Records from a data source:
================================
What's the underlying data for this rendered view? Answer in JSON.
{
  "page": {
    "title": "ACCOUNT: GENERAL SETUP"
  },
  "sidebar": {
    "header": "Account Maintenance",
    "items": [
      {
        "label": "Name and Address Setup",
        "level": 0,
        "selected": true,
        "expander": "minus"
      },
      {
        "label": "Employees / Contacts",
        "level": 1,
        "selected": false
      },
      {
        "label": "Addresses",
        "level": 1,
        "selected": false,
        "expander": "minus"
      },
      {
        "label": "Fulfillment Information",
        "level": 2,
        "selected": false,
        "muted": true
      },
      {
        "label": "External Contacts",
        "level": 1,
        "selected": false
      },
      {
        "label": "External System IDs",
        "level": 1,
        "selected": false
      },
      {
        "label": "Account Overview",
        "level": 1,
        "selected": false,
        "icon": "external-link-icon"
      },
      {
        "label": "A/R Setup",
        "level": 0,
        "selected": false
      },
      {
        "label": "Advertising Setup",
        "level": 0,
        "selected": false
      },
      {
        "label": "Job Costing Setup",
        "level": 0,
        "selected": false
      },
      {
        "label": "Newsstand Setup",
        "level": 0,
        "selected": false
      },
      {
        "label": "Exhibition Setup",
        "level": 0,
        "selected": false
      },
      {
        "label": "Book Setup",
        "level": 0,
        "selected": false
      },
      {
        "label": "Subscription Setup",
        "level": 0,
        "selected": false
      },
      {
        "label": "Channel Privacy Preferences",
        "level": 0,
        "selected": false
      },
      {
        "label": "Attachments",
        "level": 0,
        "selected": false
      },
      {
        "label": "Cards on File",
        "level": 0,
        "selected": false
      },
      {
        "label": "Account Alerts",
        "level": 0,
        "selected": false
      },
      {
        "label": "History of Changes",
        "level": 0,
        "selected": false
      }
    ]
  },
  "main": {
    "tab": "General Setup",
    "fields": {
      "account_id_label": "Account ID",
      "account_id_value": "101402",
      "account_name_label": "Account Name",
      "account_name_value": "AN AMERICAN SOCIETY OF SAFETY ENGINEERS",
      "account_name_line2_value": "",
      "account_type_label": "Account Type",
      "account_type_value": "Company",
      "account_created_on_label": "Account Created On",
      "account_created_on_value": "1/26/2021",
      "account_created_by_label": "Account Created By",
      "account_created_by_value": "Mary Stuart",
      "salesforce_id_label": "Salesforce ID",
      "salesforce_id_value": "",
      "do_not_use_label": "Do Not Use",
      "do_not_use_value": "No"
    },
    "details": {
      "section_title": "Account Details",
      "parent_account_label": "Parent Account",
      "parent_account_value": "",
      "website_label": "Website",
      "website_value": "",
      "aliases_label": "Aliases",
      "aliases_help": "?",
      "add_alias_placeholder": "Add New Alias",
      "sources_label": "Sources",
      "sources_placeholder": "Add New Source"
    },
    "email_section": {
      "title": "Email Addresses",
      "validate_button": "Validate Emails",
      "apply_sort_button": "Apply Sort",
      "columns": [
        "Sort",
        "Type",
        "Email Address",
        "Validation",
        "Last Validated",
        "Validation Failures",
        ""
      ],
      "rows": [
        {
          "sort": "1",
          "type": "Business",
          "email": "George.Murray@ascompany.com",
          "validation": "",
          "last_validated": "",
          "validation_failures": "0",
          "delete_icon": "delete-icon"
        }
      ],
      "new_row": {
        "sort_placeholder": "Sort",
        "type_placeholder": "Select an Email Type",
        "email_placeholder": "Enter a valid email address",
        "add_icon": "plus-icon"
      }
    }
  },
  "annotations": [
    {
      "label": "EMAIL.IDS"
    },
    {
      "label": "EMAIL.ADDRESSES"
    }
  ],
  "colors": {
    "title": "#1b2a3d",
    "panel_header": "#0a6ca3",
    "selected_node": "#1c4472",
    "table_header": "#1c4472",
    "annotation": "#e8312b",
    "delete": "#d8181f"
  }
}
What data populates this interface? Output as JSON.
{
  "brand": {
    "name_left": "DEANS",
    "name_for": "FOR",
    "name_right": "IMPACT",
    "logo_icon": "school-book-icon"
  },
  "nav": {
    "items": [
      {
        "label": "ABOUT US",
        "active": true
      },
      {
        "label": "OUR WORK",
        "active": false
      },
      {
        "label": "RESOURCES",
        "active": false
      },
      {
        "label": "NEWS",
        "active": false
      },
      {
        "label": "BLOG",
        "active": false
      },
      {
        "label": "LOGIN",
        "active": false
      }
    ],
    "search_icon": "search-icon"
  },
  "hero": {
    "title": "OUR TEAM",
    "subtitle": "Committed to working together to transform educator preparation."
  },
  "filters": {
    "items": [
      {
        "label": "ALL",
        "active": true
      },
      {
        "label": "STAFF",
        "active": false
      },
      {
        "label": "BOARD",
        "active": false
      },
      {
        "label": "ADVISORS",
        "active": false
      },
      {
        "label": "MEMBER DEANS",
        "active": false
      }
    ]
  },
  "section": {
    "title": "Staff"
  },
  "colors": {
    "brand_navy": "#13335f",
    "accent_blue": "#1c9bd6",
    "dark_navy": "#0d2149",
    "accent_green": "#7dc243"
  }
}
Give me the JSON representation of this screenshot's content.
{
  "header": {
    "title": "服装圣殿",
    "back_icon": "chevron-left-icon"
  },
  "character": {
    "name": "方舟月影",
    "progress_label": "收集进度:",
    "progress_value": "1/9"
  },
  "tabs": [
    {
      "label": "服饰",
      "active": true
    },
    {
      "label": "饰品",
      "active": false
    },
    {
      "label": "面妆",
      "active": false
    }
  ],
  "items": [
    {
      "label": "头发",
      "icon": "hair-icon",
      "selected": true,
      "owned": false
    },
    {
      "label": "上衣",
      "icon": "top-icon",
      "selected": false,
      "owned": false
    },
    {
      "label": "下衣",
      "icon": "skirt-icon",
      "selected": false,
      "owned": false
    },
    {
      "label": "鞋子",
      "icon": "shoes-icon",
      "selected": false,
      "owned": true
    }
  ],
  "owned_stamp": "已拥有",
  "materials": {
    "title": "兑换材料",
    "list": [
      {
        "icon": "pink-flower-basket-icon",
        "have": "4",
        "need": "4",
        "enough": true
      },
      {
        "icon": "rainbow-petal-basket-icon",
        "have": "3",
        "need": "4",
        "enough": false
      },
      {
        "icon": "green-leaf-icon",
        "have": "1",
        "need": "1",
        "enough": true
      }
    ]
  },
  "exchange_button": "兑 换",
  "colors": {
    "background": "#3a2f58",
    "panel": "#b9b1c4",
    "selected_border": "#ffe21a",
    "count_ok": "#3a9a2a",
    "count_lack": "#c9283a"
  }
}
================================
▸ **What you have to do**: Where a line of the records above holds the word "JSON", copy that line.

▸ **Exercise result**:
What's the underlying data for this rendered view? Answer in JSON.
What data populates this interface? Output as JSON.
Give me the JSON representation of this screenshot's content.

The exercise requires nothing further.